RECORDS SUPPLIED:
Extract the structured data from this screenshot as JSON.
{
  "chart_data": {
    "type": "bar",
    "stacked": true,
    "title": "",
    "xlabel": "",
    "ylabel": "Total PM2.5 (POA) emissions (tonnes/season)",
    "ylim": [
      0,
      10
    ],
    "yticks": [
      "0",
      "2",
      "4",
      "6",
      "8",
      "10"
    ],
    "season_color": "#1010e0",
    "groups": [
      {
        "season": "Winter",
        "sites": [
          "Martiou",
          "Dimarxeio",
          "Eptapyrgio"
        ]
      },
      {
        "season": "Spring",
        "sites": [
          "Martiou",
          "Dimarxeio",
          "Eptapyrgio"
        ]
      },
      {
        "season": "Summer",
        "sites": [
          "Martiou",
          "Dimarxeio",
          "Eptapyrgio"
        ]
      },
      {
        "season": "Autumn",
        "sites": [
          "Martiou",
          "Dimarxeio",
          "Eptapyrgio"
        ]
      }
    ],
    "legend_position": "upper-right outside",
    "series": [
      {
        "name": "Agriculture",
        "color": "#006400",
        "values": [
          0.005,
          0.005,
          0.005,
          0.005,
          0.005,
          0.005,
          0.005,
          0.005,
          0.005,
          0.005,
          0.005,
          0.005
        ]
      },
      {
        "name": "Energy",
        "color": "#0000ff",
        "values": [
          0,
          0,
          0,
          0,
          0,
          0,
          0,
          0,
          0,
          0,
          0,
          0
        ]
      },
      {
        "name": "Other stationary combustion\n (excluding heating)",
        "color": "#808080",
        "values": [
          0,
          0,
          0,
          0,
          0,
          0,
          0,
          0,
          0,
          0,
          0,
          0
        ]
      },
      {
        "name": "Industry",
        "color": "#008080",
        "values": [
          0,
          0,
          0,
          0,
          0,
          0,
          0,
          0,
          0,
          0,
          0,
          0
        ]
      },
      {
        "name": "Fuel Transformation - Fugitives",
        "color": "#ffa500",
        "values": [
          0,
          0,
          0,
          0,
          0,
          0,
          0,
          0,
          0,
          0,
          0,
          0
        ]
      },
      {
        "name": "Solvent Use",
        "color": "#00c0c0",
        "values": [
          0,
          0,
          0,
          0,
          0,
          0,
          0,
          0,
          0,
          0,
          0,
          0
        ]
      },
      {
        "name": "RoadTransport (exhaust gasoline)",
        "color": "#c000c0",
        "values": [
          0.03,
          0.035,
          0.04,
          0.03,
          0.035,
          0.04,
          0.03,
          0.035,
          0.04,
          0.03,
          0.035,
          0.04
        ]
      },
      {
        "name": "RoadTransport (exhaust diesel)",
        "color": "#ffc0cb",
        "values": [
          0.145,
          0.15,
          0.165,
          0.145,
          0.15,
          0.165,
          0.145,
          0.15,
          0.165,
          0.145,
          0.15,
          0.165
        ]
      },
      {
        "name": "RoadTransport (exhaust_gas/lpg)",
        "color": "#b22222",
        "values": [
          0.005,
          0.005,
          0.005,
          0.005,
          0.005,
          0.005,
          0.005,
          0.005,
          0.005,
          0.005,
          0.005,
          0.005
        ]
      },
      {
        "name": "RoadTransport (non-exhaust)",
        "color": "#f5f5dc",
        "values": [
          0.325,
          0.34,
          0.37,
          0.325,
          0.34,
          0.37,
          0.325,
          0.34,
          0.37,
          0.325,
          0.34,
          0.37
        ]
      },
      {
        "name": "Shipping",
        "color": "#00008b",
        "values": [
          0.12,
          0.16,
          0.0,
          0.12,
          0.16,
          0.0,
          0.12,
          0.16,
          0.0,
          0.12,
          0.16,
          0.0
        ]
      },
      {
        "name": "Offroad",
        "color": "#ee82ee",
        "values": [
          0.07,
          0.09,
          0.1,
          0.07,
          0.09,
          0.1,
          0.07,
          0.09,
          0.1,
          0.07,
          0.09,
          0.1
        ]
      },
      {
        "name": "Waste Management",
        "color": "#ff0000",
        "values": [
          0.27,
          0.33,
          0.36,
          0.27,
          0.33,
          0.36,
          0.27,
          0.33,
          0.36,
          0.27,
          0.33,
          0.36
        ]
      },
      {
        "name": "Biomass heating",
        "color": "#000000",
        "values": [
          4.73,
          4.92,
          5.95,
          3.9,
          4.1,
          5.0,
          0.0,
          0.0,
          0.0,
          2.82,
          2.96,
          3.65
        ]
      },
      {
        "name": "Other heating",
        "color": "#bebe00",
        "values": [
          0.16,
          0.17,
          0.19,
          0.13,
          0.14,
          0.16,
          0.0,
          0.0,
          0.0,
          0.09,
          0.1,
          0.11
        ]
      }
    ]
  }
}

EXERCISE TASK:
Every entry should be printed again exactly as it stands.

COMPLETED EXERCISE:
Extract the structured data from this screenshot as JSON.
{
  "chart_data": {
    "type": "bar",
    "stacked": true,
    "title": "",
    "xlabel": "",
    "ylabel": "Total PM2.5 (POA) emissions (tonnes/season)",
    "ylim": [
      0,
      10
    ],
    "yticks": [
      "0",
      "2",
      "4",
      "6",
      "8",
      "10"
    ],
    "season_color": "#1010e0",
    "groups": [
      {
        "season": "Winter",
        "sites": [
          "Martiou",
          "Dimarxeio",
          "Eptapyrgio"
        ]
      },
      {
        "season": "Spring",
        "sites": [
          "Martiou",
          "Dimarxeio",
          "Eptapyrgio"
        ]
      },
      {
        "season": "Summer",
        "sites": [
          "Martiou",
          "Dimarxeio",
          "Eptapyrgio"
        ]
      },
      {
        "season": "Autumn",
        "sites": [
          "Martiou",
          "Dimarxeio",
          "Eptapyrgio"
        ]
      }
    ],
    "legend_position": "upper-right outside",
    "series": [
      {
        "name": "Agriculture",
        "color": "#006400",
        "values": [
          0.005,
          0.005,
          0.005,
          0.005,
          0.005,
          0.005,
          0.005,
          0.005,
          0.005,
          0.005,
          0.005,
          0.005
        ]
      },
      {
        "name": "Energy",
        "color": "#0000ff",
        "values": [
          0,
          0,
          0,
          0,
          0,
          0,
          0,
          0,
          0,
          0,
          0,
          0
        ]
      },
      {
        "name": "Other stationary combustion\n (excluding heating)",
        "color": "#808080",
        "values": [
          0,
          0,
          0,
          0,
          0,
          0,
          0,
          0,
          0,
          0,
          0,
          0
        ]
      },
      {
        "name": "Industry",
        "color": "#008080",
        "values": [
          0,
          0,
          0,
          0,
          0,
          0,
          0,
          0,
          0,
          0,
          0,
          0
        ]
      },
      {
        "name": "Fuel Transformation - Fugitives",
        "color": "#ffa500",
        "values": [
          0,
          0,
          0,
          0,
          0,
          0,
          0,
          0,
          0,
          0,
          0,
          0
        ]
      },
      {
        "name": "Solvent Use",
        "color": "#00c0c0",
        "values": [
          0,
          0,
          0,
          0,
          0,
          0,
          0,
          0,
          0,
          0,
          0,
          0
        ]
      },
      {
        "name": "RoadTransport (exhaust gasoline)",
        "color": "#c000c0",
        "values": [
          0.03,
          0.035,
          0.04,
          0.03,
          0.035,
          0.04,
          0.03,
          0.035,
          0.04,
          0.03,
          0.035,
          0.04
        ]
      },
      {
        "name": "RoadTransport (exhaust diesel)",
        "color": "#ffc0cb",
        "values": [
          0.145,
          0.15,
          0.165,
          0.145,
          0.15,
          0.165,
          0.145,
          0.15,
          0.165,
          0.145,
          0.15,
          0.165
        ]
      },
      {
        "name": "RoadTransport (exhaust_gas/lpg)",
        "color": "#b22222",
        "values": [
          0.005,
          0.005,
          0.005,
          0.005,
          0.005,
          0.005,
          0.005,
          0.005,
          0.005,
          0.005,
          0.005,
          0.005
        ]
      },
      {
        "name": "RoadTransport (non-exhaust)",
        "color": "#f5f5dc",
        "values": [
          0.325,
          0.34,
          0.37,
          0.325,
          0.34,
          0.37,
          0.325,
          0.34,
          0.37,
          0.325,
          0.34,
          0.37
        ]
      },
      {
        "name": "Shipping",
        "color": "#00008b",
        "values": [
          0.12,
          0.16,
          0.0,
          0.12,
          0.16,
          0.0,
          0.12,
          0.16,
          0.0,
          0.12,
          0.16,
          0.0
        ]
      },
      {
        "name": "Offroad",
        "color": "#ee82ee",
        "values": [
          0.07,
          0.09,
          0.1,
          0.07,
          0.09,
          0.1,
          0.07,
          0.09,
          0.1,
          0.07,
          0.09,
          0.1
        ]
      },
      {
        "name": "Waste Management",
        "color": "#ff0000",
        "values": [
          0.27,
          0.33,
          0.36,
          0.27,
          0.33,
          0.36,
          0.27,
          0.33,
          0.36,
          0.27,
          0.33,
          0.36
        ]
      },
      {
        "name": "Biomass heating",
        "color": "#000000",
        "values": [
          4.73,
          4.92,
          5.95,
          3.9,
          4.1,
          5.0,
          0.0,
          0.0,
          0.0,
          2.82,
          2.96,
          3.65
        ]
      },
      {
        "name": "Other heating",
        "color": "#bebe00",
        "values": [
          0.16,
          0.17,
          0.19,
          0.13,
          0.14,
          0.16,
          0.0,
          0.0,
          0.0,
          0.09,
          0.1,
          0.11
        ]
      }
    ]
  }
}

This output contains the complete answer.